Task description » Of all the lines in the material, how many contain the word "ffffff"? State the number alone.
--- Begin ---
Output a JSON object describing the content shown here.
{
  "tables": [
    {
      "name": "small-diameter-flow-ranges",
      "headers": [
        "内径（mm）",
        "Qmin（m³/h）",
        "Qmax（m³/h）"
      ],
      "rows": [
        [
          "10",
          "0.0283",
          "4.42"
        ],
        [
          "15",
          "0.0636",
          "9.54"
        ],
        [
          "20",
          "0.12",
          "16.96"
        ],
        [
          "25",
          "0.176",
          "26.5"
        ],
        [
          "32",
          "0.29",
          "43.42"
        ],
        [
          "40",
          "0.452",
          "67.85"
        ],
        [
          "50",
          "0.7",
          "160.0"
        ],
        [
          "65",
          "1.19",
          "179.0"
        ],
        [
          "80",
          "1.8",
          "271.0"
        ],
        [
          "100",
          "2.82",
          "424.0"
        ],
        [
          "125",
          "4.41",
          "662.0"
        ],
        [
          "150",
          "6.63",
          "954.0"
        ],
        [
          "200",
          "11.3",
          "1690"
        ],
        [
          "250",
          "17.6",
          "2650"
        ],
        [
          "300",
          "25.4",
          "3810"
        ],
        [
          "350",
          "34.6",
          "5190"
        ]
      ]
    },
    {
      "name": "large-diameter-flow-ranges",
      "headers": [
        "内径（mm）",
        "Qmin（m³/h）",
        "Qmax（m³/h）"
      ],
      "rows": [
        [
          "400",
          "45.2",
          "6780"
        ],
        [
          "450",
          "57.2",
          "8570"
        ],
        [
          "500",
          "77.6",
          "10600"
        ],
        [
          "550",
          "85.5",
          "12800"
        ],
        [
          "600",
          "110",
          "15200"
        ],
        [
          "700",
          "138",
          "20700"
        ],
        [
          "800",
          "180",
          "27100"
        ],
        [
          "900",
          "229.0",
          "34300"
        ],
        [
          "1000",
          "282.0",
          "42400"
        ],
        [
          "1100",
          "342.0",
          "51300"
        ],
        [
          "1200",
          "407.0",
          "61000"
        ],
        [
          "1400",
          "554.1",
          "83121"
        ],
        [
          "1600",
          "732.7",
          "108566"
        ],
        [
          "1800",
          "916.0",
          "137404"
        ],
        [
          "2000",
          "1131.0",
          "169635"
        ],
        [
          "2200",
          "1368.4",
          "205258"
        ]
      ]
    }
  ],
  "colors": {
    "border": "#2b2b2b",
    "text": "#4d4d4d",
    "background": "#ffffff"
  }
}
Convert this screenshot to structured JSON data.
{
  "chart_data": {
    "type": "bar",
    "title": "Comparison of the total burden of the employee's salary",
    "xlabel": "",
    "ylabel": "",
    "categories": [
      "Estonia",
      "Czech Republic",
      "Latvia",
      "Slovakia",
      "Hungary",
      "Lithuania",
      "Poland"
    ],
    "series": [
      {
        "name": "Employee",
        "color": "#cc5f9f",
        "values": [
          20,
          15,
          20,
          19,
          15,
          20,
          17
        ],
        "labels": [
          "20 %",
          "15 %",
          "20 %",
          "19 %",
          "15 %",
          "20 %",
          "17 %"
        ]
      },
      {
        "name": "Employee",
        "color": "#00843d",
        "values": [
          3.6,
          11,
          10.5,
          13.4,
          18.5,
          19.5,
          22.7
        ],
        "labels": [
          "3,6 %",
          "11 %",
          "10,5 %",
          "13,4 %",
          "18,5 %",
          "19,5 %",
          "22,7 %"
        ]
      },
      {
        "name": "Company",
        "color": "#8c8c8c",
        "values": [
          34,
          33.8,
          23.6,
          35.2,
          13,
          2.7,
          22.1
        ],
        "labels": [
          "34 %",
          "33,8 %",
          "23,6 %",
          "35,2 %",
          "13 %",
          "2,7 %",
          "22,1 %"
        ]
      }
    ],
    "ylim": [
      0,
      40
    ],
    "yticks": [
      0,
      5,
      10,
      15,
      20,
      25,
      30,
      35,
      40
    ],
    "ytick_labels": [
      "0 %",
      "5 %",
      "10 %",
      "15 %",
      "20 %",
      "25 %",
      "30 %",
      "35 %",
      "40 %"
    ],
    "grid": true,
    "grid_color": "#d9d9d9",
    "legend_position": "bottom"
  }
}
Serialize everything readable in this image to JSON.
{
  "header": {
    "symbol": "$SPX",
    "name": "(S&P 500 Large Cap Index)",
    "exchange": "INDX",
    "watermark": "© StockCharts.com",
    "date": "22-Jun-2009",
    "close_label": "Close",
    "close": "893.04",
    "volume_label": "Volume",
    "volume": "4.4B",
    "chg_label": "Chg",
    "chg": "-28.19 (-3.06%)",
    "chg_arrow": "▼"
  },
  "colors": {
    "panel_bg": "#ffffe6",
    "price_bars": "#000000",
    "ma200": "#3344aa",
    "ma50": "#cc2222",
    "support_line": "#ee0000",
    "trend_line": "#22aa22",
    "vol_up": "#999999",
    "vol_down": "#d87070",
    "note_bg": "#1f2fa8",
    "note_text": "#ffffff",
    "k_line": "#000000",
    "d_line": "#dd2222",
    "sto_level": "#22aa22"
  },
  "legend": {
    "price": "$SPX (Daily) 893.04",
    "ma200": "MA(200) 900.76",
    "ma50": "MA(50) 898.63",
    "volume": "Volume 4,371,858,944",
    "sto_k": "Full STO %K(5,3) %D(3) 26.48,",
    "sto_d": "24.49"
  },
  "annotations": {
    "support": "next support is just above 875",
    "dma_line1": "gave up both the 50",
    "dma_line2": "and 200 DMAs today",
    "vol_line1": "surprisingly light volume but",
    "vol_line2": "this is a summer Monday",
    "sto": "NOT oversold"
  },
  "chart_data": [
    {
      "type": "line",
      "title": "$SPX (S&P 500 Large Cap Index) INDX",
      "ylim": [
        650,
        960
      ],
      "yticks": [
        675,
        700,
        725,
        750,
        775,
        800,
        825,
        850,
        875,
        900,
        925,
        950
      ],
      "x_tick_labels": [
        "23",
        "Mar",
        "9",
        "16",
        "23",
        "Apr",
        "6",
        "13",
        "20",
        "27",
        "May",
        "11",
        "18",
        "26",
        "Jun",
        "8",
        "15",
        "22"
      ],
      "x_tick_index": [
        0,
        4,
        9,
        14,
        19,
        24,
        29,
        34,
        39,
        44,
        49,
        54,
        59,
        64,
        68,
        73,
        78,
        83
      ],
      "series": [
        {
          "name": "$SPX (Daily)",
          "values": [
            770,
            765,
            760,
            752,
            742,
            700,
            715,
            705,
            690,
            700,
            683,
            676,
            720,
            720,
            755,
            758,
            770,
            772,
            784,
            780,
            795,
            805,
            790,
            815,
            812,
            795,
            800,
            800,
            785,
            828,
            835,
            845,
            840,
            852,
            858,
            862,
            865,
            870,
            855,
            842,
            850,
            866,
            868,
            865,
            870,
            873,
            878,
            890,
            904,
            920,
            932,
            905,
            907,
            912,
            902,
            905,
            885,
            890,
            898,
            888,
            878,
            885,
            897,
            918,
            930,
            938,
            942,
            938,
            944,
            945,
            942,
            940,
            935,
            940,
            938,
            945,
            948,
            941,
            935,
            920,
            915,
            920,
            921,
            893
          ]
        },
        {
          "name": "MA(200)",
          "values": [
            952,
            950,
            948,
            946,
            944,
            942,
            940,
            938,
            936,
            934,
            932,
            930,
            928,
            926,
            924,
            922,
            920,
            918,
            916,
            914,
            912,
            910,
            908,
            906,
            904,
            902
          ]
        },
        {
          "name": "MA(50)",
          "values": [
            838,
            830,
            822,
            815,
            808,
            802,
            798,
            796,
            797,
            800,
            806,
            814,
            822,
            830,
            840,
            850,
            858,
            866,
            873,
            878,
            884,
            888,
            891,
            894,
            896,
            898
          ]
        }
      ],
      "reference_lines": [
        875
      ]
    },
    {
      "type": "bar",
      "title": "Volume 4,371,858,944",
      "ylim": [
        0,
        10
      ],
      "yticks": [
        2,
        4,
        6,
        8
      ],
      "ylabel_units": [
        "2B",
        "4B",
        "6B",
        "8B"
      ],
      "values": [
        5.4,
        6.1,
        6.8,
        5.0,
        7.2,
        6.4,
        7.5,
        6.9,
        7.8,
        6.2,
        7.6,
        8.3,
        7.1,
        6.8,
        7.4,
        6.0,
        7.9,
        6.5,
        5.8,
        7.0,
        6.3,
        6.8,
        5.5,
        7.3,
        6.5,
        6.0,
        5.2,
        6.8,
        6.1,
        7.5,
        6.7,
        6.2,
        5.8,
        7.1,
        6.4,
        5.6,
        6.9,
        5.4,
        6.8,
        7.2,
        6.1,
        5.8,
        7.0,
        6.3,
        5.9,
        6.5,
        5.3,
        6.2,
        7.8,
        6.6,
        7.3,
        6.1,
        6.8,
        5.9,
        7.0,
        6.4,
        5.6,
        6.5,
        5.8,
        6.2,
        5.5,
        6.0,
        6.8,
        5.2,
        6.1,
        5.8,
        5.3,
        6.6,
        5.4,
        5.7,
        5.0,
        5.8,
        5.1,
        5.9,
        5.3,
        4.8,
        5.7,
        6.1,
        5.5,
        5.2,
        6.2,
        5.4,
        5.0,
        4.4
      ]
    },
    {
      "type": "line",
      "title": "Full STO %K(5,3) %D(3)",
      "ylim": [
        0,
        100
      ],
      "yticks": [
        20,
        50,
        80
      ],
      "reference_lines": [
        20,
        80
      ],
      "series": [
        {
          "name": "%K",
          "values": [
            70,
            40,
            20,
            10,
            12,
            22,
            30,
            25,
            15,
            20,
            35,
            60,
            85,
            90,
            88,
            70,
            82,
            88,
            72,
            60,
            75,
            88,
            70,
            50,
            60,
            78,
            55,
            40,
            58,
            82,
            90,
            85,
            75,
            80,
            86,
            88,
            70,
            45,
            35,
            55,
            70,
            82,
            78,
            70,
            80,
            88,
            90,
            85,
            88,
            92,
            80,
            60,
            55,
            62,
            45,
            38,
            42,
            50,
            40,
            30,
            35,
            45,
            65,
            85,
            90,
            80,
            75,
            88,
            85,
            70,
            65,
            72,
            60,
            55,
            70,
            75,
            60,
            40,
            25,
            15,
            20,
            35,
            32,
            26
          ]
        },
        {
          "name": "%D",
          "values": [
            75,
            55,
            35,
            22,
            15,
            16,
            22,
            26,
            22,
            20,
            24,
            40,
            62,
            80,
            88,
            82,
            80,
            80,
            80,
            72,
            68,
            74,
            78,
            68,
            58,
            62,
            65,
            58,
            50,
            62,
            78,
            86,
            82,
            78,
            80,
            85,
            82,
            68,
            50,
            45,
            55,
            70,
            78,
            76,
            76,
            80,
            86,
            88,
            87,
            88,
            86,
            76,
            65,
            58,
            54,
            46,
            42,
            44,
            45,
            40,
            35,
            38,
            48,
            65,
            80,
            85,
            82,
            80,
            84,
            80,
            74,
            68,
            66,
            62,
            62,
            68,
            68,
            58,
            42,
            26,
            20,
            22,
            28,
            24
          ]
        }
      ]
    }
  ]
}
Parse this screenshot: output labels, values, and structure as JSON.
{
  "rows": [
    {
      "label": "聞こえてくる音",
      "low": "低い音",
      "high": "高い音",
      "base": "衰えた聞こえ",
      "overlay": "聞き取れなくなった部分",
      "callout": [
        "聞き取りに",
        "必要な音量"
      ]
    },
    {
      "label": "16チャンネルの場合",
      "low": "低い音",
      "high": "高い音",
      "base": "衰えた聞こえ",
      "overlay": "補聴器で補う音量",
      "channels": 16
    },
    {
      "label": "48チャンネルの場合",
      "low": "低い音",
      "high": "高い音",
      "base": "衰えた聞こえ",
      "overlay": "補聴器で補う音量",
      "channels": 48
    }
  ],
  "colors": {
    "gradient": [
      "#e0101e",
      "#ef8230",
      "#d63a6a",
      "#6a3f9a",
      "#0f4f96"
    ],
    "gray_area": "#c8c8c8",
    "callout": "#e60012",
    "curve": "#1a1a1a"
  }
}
--- End ---
Finished exercise » 2